■ **The exercise**: Each entry below is to be transcribed exactly.

..............................

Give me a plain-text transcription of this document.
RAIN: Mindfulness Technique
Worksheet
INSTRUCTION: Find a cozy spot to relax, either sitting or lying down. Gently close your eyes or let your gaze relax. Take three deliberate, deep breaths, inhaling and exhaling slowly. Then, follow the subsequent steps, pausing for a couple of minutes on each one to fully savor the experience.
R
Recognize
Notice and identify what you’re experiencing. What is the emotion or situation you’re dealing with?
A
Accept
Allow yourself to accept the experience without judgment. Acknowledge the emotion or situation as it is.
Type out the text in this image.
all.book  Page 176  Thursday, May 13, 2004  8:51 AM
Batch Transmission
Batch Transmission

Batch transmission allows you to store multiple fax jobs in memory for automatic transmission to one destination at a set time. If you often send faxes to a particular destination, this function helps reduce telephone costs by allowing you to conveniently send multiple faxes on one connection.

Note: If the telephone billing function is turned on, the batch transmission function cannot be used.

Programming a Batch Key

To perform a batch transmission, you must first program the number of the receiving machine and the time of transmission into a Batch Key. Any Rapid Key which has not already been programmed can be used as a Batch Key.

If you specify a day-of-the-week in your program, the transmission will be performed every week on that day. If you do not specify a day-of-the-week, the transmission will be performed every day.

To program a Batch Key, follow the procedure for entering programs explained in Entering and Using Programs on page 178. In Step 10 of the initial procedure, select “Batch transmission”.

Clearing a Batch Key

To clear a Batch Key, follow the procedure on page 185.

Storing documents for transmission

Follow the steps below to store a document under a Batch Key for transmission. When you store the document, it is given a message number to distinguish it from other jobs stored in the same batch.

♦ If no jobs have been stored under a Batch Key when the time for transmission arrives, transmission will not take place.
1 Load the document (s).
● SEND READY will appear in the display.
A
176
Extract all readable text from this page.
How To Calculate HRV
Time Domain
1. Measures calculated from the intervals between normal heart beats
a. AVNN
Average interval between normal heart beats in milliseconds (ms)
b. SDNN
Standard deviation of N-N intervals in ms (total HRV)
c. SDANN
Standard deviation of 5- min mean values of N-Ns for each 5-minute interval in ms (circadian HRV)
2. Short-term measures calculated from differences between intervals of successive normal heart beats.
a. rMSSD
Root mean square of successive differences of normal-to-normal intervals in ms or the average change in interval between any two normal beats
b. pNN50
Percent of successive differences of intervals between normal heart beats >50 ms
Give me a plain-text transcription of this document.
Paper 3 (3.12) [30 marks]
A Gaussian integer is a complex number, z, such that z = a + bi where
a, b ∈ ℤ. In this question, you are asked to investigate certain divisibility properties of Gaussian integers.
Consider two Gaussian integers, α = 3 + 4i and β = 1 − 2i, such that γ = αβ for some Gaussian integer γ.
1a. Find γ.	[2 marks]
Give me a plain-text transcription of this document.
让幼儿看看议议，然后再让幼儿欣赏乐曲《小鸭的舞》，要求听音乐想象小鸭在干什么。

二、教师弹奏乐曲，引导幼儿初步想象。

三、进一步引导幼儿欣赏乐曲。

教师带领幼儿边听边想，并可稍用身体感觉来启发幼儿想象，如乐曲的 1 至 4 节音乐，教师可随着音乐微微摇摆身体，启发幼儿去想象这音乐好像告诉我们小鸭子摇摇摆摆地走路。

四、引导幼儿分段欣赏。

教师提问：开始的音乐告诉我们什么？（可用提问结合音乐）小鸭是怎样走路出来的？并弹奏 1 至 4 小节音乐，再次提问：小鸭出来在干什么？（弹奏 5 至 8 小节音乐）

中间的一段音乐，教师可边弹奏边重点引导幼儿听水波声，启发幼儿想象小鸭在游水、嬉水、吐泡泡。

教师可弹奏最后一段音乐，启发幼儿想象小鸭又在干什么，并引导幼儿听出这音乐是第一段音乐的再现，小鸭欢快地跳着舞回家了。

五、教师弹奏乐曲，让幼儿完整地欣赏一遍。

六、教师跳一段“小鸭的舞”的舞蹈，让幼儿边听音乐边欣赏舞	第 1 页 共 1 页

..............................

■ **Written solution**:
Give me a plain-text transcription of this document.
RAIN: Mindfulness Technique
Worksheet
INSTRUCTION: Find a cozy spot to relax, either sitting or lying down. Gently close your eyes or let your gaze relax. Take three deliberate, deep breaths, inhaling and exhaling slowly. Then, follow the subsequent steps, pausing for a couple of minutes on each one to fully savor the experience.
R
Recognize
Notice and identify what you’re experiencing. What is the emotion or situation you’re dealing with?
A
Accept
Allow yourself to accept the experience without judgment. Acknowledge the emotion or situation as it is.
Type out the text in this image.
all.book  Page 176  Thursday, May 13, 2004  8:51 AM
Batch Transmission
Batch Transmission

Batch transmission allows you to store multiple fax jobs in memory for automatic transmission to one destination at a set time. If you often send faxes to a particular destination, this function helps reduce telephone costs by allowing you to conveniently send multiple faxes on one connection.

Note: If the telephone billing function is turned on, the batch transmission function cannot be used.

Programming a Batch Key

To perform a batch transmission, you must first program the number of the receiving machine and the time of transmission into a Batch Key. Any Rapid Key which has not already been programmed can be used as a Batch Key.

If you specify a day-of-the-week in your program, the transmission will be performed every week on that day. If you do not specify a day-of-the-week, the transmission will be performed every day.

To program a Batch Key, follow the procedure for entering programs explained in Entering and Using Programs on page 178. In Step 10 of the initial procedure, select “Batch transmission”.

Clearing a Batch Key

To clear a Batch Key, follow the procedure on page 185.

Storing documents for transmission

Follow the steps below to store a document under a Batch Key for transmission. When you store the document, it is given a message number to distinguish it from other jobs stored in the same batch.

♦ If no jobs have been stored under a Batch Key when the time for transmission arrives, transmission will not take place.
1 Load the document (s).
● SEND READY will appear in the display.
A
176
Extract all readable text from this page.
How To Calculate HRV
Time Domain
1. Measures calculated from the intervals between normal heart beats
a. AVNN
Average interval between normal heart beats in milliseconds (ms)
b. SDNN
Standard deviation of N-N intervals in ms (total HRV)
c. SDANN
Standard deviation of 5- min mean values of N-Ns for each 5-minute interval in ms (circadian HRV)
2. Short-term measures calculated from differences between intervals of successive normal heart beats.
a. rMSSD
Root mean square of successive differences of normal-to-normal intervals in ms or the average change in interval between any two normal beats
b. pNN50
Percent of successive differences of intervals between normal heart beats >50 ms
Give me a plain-text transcription of this document.
Paper 3 (3.12) [30 marks]
A Gaussian integer is a complex number, z, such that z = a + bi where
a, b ∈ ℤ. In this question, you are asked to investigate certain divisibility properties of Gaussian integers.
Consider two Gaussian integers, α = 3 + 4i and β = 1 − 2i, such that γ = αβ for some Gaussian integer γ.
1a. Find γ.	[2 marks]
Give me a plain-text transcription of this document.
让幼儿看看议议，然后再让幼儿欣赏乐曲《小鸭的舞》，要求听音乐想象小鸭在干什么。

二、教师弹奏乐曲，引导幼儿初步想象。

三、进一步引导幼儿欣赏乐曲。

教师带领幼儿边听边想，并可稍用身体感觉来启发幼儿想象，如乐曲的 1 至 4 节音乐，教师可随着音乐微微摇摆身体，启发幼儿去想象这音乐好像告诉我们小鸭子摇摇摆摆地走路。

四、引导幼儿分段欣赏。

教师提问：开始的音乐告诉我们什么？（可用提问结合音乐）小鸭是怎样走路出来的？并弹奏 1 至 4 小节音乐，再次提问：小鸭出来在干什么？（弹奏 5 至 8 小节音乐）

中间的一段音乐，教师可边弹奏边重点引导幼儿听水波声，启发幼儿想象小鸭在游水、嬉水、吐泡泡。

教师可弹奏最后一段音乐，启发幼儿想象小鸭又在干什么，并引导幼儿听出这音乐是第一段音乐的再现，小鸭欢快地跳着舞回家了。

五、教师弹奏乐曲，让幼儿完整地欣赏一遍。

六、教师跳一段“小鸭的舞”的舞蹈，让幼儿边听音乐边欣赏舞	第 1 页 共 1 页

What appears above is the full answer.